> [Document passage]
_ _ _ _ _ _ _

Unassociated Document
UNITED STATES
SECURITIES AND EXCHANGE COMMISSION

Washington, D.C. 20549
-------------------------

FORM 8-K
CURRENT REPORT

PURSUANT TO SECTION 13 OR 15(d) OF THE
SECURITIES EXCHANGE ACT OF 1934

August 5, 2011
(Date of earliest event reported)

CONSOLIDATED WATER CO. LTD.
(Exact Name of Registrant as Specified in Charter)
 
 
Cayman Islands, B.W.I.
0-25248
98-0619652
 (State or Other Jurisdiction of (Commission File No.)  (IRS Employer Identification No.) 
Incorporation)     
 
                                                                                                                 
Regatta Office Park
Windward Three, 4th Floor
West Bay Road, P.O. Box 1114
Grand Cayman, KY1-1102
Cayman Islands
(Address of Principal Executive Offices)

(345) 945-4277
(Registrant’s telephone number, including area code)

Not Applicable
(Former Name or Former Address, if Changed Since Last Report)
 
Check the appropriate box below if the Form 8-K filing is intended to simultaneously satisfy the filing obligation of the registrant under any of the following provisions (see General Instructions A.2. below):
 
o   
Written communications pursuant to Rule 425 under the Securities Act (17 CFR 230.425)
   
o
Soliciting material pursuant to Rule 14a-12 under the Exchange Act (17 CFR 240.14a-12)
   
o
Pre-commencement communications pursuant to Rule 14d-2(b) under the Exchange Act (17 CFR 240.14d-2(b))
   
o
Pre-commencement communications pursuant to Rule 13e-4(c) under the Exchange Act (17 CFR 240.13e-4(c))

 
 

 
 
Item 5.02
Departure of Directors or Principal Officers; Election of Directors; Appointment of Principal Officers; Compensatory Arrangements of Certain Officers.

_ _ _ _ _ _ _

> [Extracted data]
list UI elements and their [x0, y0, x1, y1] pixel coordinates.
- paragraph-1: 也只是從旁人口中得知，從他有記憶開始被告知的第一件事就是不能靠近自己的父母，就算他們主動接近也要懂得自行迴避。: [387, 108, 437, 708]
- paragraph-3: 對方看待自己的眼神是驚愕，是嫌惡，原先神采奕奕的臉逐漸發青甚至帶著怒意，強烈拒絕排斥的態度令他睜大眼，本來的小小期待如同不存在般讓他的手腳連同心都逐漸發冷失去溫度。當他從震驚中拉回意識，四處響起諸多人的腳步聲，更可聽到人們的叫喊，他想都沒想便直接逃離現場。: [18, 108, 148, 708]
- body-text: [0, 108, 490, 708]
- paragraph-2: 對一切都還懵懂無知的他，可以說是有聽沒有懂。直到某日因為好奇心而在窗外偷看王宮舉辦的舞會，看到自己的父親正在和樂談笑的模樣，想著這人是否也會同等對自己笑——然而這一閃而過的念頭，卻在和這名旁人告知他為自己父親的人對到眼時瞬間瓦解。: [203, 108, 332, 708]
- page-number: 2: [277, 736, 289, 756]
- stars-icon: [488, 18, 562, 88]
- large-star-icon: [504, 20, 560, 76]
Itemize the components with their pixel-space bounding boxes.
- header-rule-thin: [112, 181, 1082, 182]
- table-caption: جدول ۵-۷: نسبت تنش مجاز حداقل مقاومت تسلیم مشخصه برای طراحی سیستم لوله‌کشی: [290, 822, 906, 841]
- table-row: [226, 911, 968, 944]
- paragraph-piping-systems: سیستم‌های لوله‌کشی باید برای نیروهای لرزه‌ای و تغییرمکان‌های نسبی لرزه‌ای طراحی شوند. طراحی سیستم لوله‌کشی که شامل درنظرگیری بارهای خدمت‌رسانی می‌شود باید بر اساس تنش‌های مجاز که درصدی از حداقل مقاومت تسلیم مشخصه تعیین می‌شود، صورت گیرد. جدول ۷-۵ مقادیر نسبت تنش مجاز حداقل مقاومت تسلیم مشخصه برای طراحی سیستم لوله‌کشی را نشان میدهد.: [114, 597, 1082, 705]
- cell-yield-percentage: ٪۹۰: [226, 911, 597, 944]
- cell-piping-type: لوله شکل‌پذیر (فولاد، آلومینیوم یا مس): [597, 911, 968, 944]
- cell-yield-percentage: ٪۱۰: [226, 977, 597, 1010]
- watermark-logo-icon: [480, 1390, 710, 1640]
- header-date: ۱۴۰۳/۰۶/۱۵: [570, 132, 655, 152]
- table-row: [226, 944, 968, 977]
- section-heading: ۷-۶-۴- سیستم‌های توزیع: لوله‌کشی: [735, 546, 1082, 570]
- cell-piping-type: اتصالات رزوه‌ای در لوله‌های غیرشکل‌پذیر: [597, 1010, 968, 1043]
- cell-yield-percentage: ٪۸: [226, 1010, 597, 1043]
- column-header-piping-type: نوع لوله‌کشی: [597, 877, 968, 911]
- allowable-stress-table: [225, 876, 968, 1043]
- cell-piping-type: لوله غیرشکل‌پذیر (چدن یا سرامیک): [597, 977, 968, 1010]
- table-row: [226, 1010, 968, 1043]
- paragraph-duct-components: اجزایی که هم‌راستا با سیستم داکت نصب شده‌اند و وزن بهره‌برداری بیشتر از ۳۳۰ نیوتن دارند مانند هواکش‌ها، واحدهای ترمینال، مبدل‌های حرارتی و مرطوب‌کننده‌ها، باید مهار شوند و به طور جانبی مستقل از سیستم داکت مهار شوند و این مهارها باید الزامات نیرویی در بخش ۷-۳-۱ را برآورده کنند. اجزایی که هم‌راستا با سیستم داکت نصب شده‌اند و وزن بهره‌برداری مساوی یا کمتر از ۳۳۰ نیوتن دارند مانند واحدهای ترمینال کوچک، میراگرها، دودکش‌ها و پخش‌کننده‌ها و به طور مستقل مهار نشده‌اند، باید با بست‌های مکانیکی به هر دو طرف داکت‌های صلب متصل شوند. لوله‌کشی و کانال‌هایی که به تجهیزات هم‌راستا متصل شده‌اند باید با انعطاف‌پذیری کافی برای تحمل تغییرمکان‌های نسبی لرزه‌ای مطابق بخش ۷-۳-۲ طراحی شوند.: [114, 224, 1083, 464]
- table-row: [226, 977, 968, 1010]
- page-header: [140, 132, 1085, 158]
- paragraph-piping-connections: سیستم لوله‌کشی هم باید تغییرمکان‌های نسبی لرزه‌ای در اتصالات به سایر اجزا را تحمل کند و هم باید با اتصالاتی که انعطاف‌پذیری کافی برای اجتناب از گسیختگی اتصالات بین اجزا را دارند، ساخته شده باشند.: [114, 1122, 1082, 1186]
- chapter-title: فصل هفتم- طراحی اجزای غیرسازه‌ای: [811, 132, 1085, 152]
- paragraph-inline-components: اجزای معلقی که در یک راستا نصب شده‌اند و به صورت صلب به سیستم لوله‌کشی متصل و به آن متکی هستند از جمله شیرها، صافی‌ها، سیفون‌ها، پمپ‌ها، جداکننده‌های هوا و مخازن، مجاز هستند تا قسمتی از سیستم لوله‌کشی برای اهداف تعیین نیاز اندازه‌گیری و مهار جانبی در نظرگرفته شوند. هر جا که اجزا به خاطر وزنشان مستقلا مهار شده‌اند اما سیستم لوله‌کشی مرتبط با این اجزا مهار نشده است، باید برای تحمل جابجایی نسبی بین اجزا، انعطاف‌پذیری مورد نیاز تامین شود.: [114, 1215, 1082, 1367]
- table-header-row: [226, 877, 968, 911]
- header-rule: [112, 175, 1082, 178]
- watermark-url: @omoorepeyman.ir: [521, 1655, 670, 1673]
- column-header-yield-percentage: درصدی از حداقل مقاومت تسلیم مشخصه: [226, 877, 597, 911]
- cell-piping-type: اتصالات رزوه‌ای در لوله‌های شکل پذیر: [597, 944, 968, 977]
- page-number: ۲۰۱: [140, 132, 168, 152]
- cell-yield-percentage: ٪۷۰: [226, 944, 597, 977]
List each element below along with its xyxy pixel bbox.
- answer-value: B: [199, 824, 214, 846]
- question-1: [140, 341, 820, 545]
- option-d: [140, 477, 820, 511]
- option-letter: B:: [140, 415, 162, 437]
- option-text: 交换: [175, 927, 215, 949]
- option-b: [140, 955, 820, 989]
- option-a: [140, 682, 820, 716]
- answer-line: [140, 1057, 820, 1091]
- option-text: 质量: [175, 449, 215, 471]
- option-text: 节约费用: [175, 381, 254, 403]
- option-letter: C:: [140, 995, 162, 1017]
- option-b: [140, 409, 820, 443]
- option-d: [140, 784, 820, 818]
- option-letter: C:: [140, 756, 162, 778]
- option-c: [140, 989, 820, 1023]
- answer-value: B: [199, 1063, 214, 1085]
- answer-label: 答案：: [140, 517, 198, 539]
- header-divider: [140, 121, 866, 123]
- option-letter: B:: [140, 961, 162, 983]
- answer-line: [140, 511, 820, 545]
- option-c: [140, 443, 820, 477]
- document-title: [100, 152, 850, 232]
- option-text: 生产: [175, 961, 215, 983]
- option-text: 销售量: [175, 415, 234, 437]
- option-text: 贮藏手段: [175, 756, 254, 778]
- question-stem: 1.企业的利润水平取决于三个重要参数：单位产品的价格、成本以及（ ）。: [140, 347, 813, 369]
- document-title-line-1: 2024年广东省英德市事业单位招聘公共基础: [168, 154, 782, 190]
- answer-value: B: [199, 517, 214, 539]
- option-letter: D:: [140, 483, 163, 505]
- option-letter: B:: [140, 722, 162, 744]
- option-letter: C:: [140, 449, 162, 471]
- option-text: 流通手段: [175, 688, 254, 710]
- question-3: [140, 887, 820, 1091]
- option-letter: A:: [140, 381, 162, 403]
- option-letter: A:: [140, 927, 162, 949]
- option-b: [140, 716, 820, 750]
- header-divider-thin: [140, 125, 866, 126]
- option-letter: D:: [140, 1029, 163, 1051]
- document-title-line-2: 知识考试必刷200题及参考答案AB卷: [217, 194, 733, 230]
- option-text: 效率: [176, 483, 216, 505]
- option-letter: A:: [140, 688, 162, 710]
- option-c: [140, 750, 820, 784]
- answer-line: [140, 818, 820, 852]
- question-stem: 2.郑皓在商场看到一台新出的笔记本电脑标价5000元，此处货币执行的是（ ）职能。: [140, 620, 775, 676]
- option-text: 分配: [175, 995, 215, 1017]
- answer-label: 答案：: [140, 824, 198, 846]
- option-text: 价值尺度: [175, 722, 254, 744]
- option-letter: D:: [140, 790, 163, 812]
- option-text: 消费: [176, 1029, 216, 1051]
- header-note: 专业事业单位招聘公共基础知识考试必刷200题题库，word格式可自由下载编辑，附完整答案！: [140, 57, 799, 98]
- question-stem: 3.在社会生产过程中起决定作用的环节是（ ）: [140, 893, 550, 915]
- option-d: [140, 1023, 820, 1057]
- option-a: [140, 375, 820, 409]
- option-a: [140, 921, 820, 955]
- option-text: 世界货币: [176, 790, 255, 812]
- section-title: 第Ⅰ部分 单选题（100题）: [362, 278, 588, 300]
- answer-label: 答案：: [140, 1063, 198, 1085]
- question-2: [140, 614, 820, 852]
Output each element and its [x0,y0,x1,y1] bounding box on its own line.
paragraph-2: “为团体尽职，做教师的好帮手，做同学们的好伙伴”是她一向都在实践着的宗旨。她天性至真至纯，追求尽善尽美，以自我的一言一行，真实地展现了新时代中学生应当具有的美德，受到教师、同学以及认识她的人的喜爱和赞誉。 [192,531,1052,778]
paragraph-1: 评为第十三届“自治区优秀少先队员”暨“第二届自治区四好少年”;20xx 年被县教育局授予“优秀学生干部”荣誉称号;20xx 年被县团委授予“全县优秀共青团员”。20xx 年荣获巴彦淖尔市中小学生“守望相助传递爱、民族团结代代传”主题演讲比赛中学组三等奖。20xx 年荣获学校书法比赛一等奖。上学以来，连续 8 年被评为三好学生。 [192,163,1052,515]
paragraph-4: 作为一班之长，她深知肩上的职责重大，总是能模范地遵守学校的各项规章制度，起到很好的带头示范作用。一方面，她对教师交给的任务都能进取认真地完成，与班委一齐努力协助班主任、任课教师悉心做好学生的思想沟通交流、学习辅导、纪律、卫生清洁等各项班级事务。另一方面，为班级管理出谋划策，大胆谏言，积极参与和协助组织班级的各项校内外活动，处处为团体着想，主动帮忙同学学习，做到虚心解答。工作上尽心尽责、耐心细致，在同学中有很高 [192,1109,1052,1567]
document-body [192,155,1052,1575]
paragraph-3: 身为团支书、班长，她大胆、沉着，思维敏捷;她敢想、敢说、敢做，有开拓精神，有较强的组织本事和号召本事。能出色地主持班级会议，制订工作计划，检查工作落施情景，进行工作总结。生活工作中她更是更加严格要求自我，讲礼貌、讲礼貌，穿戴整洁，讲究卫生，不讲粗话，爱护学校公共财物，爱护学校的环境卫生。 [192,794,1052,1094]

_ _ _ _ _ _ _

> [Tasks and exercises]
**1)** In the Form 8-K cover page, what is the date of the earliest event reported?
**2)** Duplicate, word for word, the part of the Form 8-K cover page that opens with the words containing "Not Applicable" and closes with "(17 CFR 240.14d-2(b))".

> [Response list]
**1)** August 5, 2011

**2)**
Not Applicable
(Former Name or Former Address, if Changed Since Last Report)
 
Check the appropriate box below if the Form 8-K filing is intended to simultaneously satisfy the filing obligation of the registrant under any of the following provisions (see General Instructions A.2. below):
 
o   
Written communications pursuant to Rule 425 under the Securities Act (17 CFR 230.425)
   
o
Soliciting material pursuant to Rule 14a-12 under the Exchange Act (17 CFR 240.14a-12)
   
o
Pre-commencement communications pursuant to Rule 14d-2(b) under the Exchange Act (17 CFR 240.14d-2(b))